Figure record listings
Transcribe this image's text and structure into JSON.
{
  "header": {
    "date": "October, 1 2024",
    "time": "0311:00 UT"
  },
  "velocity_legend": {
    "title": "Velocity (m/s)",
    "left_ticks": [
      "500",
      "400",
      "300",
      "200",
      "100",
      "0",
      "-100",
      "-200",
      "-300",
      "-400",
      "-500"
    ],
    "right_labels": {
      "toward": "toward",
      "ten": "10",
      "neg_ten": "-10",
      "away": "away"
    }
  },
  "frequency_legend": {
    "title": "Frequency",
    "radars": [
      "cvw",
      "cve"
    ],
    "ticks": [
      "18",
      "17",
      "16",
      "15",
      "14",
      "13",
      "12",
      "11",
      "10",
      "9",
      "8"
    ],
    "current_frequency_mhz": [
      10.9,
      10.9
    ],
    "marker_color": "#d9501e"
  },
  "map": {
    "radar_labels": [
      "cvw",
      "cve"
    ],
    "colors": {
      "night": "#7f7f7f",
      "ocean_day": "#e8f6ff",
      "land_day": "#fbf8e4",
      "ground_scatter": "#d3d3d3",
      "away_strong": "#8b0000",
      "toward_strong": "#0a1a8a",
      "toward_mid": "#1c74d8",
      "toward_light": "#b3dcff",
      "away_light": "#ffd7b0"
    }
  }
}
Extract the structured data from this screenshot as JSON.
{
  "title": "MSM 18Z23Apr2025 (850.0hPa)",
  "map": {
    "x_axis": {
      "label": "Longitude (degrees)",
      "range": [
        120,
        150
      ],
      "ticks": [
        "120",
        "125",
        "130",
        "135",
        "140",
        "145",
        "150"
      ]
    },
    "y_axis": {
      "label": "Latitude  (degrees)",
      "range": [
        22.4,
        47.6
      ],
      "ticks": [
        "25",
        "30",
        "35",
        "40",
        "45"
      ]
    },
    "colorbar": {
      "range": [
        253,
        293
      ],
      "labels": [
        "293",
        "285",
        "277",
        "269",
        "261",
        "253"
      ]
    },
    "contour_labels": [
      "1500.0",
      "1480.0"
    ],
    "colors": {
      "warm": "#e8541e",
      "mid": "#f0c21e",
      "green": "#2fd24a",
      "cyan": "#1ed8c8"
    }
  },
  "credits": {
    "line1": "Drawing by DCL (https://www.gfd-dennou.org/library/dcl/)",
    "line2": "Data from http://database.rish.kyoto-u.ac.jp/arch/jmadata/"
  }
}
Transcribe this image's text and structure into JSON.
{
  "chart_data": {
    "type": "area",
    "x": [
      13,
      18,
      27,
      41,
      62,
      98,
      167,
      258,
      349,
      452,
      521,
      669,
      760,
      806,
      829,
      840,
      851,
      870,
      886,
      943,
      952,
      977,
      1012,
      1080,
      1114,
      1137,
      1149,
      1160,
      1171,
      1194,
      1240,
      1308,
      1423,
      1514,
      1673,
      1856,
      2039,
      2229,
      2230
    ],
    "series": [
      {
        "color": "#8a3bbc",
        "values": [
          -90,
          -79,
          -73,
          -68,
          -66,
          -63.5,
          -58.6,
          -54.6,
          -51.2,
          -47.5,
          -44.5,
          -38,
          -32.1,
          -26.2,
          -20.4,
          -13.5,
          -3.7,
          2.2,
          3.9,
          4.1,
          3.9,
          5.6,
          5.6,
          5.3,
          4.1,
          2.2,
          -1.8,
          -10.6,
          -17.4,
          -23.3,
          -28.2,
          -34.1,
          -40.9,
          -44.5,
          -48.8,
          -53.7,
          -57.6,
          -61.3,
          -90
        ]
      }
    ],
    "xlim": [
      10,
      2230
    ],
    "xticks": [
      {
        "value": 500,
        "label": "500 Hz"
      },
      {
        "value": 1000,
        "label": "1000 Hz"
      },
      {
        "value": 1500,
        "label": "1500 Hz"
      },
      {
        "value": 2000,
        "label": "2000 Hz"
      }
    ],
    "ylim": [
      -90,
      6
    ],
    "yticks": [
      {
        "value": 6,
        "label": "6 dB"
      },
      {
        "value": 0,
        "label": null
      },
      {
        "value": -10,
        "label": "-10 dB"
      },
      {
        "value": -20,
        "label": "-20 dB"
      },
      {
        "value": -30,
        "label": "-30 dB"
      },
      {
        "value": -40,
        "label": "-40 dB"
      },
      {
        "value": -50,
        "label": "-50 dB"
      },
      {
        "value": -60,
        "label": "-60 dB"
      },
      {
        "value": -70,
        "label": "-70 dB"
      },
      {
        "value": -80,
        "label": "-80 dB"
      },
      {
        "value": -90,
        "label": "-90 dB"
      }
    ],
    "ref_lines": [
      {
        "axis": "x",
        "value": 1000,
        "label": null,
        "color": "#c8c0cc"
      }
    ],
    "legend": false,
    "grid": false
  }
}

WRITTEN INSTRUCTION
Looking at the entries above, how many lines contain the word "from"? Answer with the number alone.

SOLUTION TO THE EXERCISE
2